-- start of Data for processing --
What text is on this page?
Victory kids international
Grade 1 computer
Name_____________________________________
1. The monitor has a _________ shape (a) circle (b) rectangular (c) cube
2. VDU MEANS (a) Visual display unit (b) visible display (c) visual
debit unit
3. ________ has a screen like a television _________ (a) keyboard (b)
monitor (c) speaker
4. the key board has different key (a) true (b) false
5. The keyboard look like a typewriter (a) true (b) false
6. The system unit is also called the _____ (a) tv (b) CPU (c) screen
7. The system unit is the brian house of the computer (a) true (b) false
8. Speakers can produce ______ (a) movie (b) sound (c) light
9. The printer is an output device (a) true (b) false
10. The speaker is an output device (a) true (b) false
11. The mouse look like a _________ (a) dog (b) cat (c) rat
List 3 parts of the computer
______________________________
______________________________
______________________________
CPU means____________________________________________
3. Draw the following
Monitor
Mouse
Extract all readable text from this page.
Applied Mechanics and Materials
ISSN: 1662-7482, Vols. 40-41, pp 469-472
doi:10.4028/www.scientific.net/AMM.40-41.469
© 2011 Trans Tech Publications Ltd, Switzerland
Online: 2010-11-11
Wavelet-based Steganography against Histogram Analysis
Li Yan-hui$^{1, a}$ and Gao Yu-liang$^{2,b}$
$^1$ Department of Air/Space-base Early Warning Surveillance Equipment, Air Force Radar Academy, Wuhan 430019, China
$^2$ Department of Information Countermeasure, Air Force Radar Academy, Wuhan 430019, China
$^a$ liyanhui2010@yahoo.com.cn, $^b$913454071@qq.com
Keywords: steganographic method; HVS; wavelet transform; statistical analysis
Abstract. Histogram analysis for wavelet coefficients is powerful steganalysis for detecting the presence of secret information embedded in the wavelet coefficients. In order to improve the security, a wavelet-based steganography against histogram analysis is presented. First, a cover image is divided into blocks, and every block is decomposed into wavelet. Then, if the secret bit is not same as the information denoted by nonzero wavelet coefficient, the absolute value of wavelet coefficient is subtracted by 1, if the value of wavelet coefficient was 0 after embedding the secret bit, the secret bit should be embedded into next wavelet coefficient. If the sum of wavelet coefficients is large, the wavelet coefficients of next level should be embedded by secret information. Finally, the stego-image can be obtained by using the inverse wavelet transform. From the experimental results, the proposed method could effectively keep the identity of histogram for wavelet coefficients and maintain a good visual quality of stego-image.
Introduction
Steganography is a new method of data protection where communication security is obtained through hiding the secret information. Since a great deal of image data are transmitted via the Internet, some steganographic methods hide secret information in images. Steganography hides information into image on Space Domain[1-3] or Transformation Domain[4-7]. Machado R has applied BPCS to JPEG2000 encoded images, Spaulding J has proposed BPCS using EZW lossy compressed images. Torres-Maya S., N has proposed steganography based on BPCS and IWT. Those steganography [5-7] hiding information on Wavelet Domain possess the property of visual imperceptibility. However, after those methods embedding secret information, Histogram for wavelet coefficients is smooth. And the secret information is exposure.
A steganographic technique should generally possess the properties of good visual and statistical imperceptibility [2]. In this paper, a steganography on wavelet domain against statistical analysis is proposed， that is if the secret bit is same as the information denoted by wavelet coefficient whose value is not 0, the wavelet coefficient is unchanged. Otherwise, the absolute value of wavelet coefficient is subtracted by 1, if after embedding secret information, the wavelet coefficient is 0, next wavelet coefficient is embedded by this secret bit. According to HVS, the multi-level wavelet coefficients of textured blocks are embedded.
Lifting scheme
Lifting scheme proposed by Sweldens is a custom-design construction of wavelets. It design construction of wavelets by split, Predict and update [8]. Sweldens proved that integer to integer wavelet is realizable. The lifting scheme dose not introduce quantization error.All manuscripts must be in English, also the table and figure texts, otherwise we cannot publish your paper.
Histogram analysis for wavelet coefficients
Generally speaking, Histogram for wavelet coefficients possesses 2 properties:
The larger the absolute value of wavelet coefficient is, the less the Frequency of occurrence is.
-- end of Data for processing --
Where a line above contains the string "unit", copy that line.

2. VDU MEANS (a) Visual display unit (b) visible display (c) visual
debit unit
6. The system unit is also called the _____ (a) tv (b) CPU (c) screen
7. The system unit is the brian house of the computer (a) true (b) false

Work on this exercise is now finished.